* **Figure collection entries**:
···

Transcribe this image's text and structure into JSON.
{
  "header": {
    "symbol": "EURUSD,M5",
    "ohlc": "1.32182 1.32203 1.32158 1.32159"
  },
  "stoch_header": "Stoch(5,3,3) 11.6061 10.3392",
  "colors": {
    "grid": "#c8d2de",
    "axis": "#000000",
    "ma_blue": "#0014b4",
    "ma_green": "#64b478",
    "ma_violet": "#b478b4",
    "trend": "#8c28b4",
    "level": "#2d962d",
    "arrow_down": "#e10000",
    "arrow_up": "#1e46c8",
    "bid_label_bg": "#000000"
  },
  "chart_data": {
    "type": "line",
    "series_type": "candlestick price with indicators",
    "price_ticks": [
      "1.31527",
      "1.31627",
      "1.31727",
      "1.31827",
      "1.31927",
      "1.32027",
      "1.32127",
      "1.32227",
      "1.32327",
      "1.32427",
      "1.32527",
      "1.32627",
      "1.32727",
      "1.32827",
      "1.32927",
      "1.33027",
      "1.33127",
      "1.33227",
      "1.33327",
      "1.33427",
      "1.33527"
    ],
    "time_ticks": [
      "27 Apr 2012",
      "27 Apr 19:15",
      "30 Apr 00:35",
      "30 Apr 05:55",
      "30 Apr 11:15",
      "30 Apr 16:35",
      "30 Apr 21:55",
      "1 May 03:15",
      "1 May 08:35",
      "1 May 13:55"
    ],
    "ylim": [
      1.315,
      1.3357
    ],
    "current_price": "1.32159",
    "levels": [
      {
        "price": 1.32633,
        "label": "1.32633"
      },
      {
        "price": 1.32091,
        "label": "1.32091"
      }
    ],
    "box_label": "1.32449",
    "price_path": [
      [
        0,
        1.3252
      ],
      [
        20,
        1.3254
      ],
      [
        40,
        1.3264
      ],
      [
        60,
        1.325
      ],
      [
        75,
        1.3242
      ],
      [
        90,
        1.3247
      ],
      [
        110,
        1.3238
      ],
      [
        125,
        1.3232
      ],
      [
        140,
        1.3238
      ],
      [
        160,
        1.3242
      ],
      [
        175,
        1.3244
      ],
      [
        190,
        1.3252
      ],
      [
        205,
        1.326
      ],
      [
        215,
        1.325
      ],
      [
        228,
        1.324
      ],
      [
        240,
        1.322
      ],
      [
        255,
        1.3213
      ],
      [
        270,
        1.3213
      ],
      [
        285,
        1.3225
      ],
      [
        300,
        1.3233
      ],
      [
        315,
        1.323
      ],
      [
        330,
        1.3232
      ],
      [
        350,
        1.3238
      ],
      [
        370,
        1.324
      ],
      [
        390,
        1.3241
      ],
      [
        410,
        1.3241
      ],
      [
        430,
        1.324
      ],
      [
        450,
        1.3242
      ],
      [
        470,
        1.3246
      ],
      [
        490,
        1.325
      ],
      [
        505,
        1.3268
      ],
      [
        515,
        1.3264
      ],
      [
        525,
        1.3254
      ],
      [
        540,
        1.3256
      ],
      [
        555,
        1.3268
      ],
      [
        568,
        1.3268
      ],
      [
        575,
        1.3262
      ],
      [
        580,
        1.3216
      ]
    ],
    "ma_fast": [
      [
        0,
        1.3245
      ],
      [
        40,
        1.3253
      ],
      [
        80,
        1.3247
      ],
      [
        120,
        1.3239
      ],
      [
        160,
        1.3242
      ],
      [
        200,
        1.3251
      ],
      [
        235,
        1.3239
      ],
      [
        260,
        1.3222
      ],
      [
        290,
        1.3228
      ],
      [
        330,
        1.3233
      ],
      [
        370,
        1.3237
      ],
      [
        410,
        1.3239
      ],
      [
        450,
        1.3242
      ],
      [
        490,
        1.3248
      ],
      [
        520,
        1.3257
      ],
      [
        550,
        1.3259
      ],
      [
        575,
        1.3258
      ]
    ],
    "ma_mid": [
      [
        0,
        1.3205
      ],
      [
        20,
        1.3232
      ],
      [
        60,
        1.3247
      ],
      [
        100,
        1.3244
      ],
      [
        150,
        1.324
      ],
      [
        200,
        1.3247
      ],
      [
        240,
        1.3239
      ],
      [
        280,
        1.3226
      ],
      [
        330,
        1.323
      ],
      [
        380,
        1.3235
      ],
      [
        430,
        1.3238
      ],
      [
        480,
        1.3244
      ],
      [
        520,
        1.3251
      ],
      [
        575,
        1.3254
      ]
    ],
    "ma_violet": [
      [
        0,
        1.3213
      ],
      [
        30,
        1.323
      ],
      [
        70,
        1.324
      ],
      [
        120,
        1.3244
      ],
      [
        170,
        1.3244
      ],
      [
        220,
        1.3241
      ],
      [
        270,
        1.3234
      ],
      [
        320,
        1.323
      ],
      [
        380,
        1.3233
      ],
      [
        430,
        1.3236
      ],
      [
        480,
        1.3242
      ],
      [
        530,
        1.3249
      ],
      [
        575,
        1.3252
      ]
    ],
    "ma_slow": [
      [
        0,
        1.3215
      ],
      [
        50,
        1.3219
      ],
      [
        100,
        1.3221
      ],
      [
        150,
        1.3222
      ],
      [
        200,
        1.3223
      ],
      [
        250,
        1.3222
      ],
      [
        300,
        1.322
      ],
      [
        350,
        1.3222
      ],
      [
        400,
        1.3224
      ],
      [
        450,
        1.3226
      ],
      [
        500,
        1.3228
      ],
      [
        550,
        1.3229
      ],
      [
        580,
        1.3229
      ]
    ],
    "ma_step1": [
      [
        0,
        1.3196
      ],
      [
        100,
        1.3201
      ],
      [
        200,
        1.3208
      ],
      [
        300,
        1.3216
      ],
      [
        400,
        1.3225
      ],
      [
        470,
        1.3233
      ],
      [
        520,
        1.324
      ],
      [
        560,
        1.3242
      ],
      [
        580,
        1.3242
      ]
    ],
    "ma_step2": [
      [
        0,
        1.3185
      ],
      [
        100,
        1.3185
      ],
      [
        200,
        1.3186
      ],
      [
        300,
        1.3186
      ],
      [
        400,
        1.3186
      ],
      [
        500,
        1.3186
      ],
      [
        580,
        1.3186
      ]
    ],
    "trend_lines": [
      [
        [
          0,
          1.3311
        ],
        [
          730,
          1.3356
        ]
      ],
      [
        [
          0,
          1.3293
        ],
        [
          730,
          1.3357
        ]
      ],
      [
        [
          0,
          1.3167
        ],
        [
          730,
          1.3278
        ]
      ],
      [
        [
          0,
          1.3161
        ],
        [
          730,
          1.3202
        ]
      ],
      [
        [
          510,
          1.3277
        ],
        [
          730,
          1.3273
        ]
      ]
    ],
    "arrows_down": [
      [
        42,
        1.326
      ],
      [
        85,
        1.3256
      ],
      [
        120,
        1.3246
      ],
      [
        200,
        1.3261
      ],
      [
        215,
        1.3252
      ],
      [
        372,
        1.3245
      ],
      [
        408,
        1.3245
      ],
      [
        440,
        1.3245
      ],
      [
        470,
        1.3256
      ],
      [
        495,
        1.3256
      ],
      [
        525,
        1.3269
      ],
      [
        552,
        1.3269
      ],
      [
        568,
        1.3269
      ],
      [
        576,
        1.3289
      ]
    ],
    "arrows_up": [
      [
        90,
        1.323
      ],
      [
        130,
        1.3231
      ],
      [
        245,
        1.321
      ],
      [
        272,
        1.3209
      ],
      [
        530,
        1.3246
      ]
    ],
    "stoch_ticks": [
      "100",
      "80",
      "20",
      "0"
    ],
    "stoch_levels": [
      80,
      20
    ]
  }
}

···

* **To be done**:
Every entry should be output exactly as written, please.

* **Completed exercise**:
Transcribe this image's text and structure into JSON.
{
  "header": {
    "symbol": "EURUSD,M5",
    "ohlc": "1.32182 1.32203 1.32158 1.32159"
  },
  "stoch_header": "Stoch(5,3,3) 11.6061 10.3392",
  "colors": {
    "grid": "#c8d2de",
    "axis": "#000000",
    "ma_blue": "#0014b4",
    "ma_green": "#64b478",
    "ma_violet": "#b478b4",
    "trend": "#8c28b4",
    "level": "#2d962d",
    "arrow_down": "#e10000",
    "arrow_up": "#1e46c8",
    "bid_label_bg": "#000000"
  },
  "chart_data": {
    "type": "line",
    "series_type": "candlestick price with indicators",
    "price_ticks": [
      "1.31527",
      "1.31627",
      "1.31727",
      "1.31827",
      "1.31927",
      "1.32027",
      "1.32127",
      "1.32227",
      "1.32327",
      "1.32427",
      "1.32527",
      "1.32627",
      "1.32727",
      "1.32827",
      "1.32927",
      "1.33027",
      "1.33127",
      "1.33227",
      "1.33327",
      "1.33427",
      "1.33527"
    ],
    "time_ticks": [
      "27 Apr 2012",
      "27 Apr 19:15",
      "30 Apr 00:35",
      "30 Apr 05:55",
      "30 Apr 11:15",
      "30 Apr 16:35",
      "30 Apr 21:55",
      "1 May 03:15",
      "1 May 08:35",
      "1 May 13:55"
    ],
    "ylim": [
      1.315,
      1.3357
    ],
    "current_price": "1.32159",
    "levels": [
      {
        "price": 1.32633,
        "label": "1.32633"
      },
      {
        "price": 1.32091,
        "label": "1.32091"
      }
    ],
    "box_label": "1.32449",
    "price_path": [
      [
        0,
        1.3252
      ],
      [
        20,
        1.3254
      ],
      [
        40,
        1.3264
      ],
      [
        60,
        1.325
      ],
      [
        75,
        1.3242
      ],
      [
        90,
        1.3247
      ],
      [
        110,
        1.3238
      ],
      [
        125,
        1.3232
      ],
      [
        140,
        1.3238
      ],
      [
        160,
        1.3242
      ],
      [
        175,
        1.3244
      ],
      [
        190,
        1.3252
      ],
      [
        205,
        1.326
      ],
      [
        215,
        1.325
      ],
      [
        228,
        1.324
      ],
      [
        240,
        1.322
      ],
      [
        255,
        1.3213
      ],
      [
        270,
        1.3213
      ],
      [
        285,
        1.3225
      ],
      [
        300,
        1.3233
      ],
      [
        315,
        1.323
      ],
      [
        330,
        1.3232
      ],
      [
        350,
        1.3238
      ],
      [
        370,
        1.324
      ],
      [
        390,
        1.3241
      ],
      [
        410,
        1.3241
      ],
      [
        430,
        1.324
      ],
      [
        450,
        1.3242
      ],
      [
        470,
        1.3246
      ],
      [
        490,
        1.325
      ],
      [
        505,
        1.3268
      ],
      [
        515,
        1.3264
      ],
      [
        525,
        1.3254
      ],
      [
        540,
        1.3256
      ],
      [
        555,
        1.3268
      ],
      [
        568,
        1.3268
      ],
      [
        575,
        1.3262
      ],
      [
        580,
        1.3216
      ]
    ],
    "ma_fast": [
      [
        0,
        1.3245
      ],
      [
        40,
        1.3253
      ],
      [
        80,
        1.3247
      ],
      [
        120,
        1.3239
      ],
      [
        160,
        1.3242
      ],
      [
        200,
        1.3251
      ],
      [
        235,
        1.3239
      ],
      [
        260,
        1.3222
      ],
      [
        290,
        1.3228
      ],
      [
        330,
        1.3233
      ],
      [
        370,
        1.3237
      ],
      [
        410,
        1.3239
      ],
      [
        450,
        1.3242
      ],
      [
        490,
        1.3248
      ],
      [
        520,
        1.3257
      ],
      [
        550,
        1.3259
      ],
      [
        575,
        1.3258
      ]
    ],
    "ma_mid": [
      [
        0,
        1.3205
      ],
      [
        20,
        1.3232
      ],
      [
        60,
        1.3247
      ],
      [
        100,
        1.3244
      ],
      [
        150,
        1.324
      ],
      [
        200,
        1.3247
      ],
      [
        240,
        1.3239
      ],
      [
        280,
        1.3226
      ],
      [
        330,
        1.323
      ],
      [
        380,
        1.3235
      ],
      [
        430,
        1.3238
      ],
      [
        480,
        1.3244
      ],
      [
        520,
        1.3251
      ],
      [
        575,
        1.3254
      ]
    ],
    "ma_violet": [
      [
        0,
        1.3213
      ],
      [
        30,
        1.323
      ],
      [
        70,
        1.324
      ],
      [
        120,
        1.3244
      ],
      [
        170,
        1.3244
      ],
      [
        220,
        1.3241
      ],
      [
        270,
        1.3234
      ],
      [
        320,
        1.323
      ],
      [
        380,
        1.3233
      ],
      [
        430,
        1.3236
      ],
      [
        480,
        1.3242
      ],
      [
        530,
        1.3249
      ],
      [
        575,
        1.3252
      ]
    ],
    "ma_slow": [
      [
        0,
        1.3215
      ],
      [
        50,
        1.3219
      ],
      [
        100,
        1.3221
      ],
      [
        150,
        1.3222
      ],
      [
        200,
        1.3223
      ],
      [
        250,
        1.3222
      ],
      [
        300,
        1.322
      ],
      [
        350,
        1.3222
      ],
      [
        400,
        1.3224
      ],
      [
        450,
        1.3226
      ],
      [
        500,
        1.3228
      ],
      [
        550,
        1.3229
      ],
      [
        580,
        1.3229
      ]
    ],
    "ma_step1": [
      [
        0,
        1.3196
      ],
      [
        100,
        1.3201
      ],
      [
        200,
        1.3208
      ],
      [
        300,
        1.3216
      ],
      [
        400,
        1.3225
      ],
      [
        470,
        1.3233
      ],
      [
        520,
        1.324
      ],
      [
        560,
        1.3242
      ],
      [
        580,
        1.3242
      ]
    ],
    "ma_step2": [
      [
        0,
        1.3185
      ],
      [
        100,
        1.3185
      ],
      [
        200,
        1.3186
      ],
      [
        300,
        1.3186
      ],
      [
        400,
        1.3186
      ],
      [
        500,
        1.3186
      ],
      [
        580,
        1.3186
      ]
    ],
    "trend_lines": [
      [
        [
          0,
          1.3311
        ],
        [
          730,
          1.3356
        ]
      ],
      [
        [
          0,
          1.3293
        ],
        [
          730,
          1.3357
        ]
      ],
      [
        [
          0,
          1.3167
        ],
        [
          730,
          1.3278
        ]
      ],
      [
        [
          0,
          1.3161
        ],
        [
          730,
          1.3202
        ]
      ],
      [
        [
          510,
          1.3277
        ],
        [
          730,
          1.3273
        ]
      ]
    ],
    "arrows_down": [
      [
        42,
        1.326
      ],
      [
        85,
        1.3256
      ],
      [
        120,
        1.3246
      ],
      [
        200,
        1.3261
      ],
      [
        215,
        1.3252
      ],
      [
        372,
        1.3245
      ],
      [
        408,
        1.3245
      ],
      [
        440,
        1.3245
      ],
      [
        470,
        1.3256
      ],
      [
        495,
        1.3256
      ],
      [
        525,
        1.3269
      ],
      [
        552,
        1.3269
      ],
      [
        568,
        1.3269
      ],
      [
        576,
        1.3289
      ]
    ],
    "arrows_up": [
      [
        90,
        1.323
      ],
      [
        130,
        1.3231
      ],
      [
        245,
        1.321
      ],
      [
        272,
        1.3209
      ],
      [
        530,
        1.3246
      ]
    ],
    "stoch_ticks": [
      "100",
      "80",
      "20",
      "0"
    ],
    "stoch_levels": [
      80,
      20
    ]
  }
}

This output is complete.